**TASK STATEMENT:** Copy out all lines with the word "subtitle" in them.

━━━━━━━━━━━━━━━━━━━━━━━━━━━━━━

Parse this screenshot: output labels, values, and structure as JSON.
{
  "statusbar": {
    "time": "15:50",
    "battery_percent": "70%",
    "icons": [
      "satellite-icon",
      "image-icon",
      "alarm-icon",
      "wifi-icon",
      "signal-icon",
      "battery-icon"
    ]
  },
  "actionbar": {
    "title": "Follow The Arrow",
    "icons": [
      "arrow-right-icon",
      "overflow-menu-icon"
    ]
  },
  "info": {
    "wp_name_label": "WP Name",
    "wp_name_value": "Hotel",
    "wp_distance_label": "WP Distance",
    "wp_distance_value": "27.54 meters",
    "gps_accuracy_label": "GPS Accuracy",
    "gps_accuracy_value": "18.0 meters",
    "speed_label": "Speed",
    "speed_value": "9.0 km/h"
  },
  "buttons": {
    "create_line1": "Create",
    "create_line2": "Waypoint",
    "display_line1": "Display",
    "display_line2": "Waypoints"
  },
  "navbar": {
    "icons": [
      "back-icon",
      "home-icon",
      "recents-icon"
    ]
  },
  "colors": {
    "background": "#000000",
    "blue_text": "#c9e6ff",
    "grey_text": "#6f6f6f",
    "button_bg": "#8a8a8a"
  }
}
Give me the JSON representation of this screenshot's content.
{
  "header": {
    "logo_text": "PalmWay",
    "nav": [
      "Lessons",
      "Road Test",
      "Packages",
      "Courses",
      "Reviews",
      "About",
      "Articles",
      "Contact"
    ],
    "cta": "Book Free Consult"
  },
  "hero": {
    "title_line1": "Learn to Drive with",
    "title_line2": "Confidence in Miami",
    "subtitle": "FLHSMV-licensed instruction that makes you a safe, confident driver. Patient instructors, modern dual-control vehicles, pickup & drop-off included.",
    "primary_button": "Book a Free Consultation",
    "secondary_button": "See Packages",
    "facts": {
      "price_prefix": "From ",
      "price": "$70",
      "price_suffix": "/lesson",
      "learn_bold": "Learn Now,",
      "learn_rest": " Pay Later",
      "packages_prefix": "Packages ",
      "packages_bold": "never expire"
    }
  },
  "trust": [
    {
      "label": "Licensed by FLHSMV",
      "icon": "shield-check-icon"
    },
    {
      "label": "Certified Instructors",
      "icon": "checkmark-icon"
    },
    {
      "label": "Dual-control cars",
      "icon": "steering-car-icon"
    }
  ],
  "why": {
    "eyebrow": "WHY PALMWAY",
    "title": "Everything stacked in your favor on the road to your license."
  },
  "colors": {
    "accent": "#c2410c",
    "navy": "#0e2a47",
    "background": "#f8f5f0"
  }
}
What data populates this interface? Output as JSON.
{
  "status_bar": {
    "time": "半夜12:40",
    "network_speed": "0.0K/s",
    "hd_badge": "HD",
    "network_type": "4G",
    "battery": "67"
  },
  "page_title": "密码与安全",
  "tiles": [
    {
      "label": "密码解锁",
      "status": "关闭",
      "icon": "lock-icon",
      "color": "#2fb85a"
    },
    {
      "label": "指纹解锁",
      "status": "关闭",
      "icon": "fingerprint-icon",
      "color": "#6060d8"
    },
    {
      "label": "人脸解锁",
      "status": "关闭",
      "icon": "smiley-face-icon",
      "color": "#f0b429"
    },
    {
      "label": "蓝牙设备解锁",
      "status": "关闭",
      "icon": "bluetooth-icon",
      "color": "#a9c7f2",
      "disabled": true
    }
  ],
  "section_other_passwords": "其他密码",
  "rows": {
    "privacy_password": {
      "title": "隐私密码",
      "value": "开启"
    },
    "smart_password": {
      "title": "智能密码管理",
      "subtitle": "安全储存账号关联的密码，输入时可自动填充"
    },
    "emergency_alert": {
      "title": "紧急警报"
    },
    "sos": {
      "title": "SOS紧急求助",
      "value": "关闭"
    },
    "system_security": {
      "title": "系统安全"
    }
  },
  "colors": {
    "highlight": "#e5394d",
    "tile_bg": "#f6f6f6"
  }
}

━━━━━━━━━━━━━━━━━━━━━━━━━━━━━━

**RESULT:**
    "subtitle": "FLHSMV-licensed instruction that makes you a safe, confident driver. Patient instructors, modern dual-control vehicles, pickup & drop-off included.",
      "subtitle": "安全储存账号关联的密码，输入时可自动填充"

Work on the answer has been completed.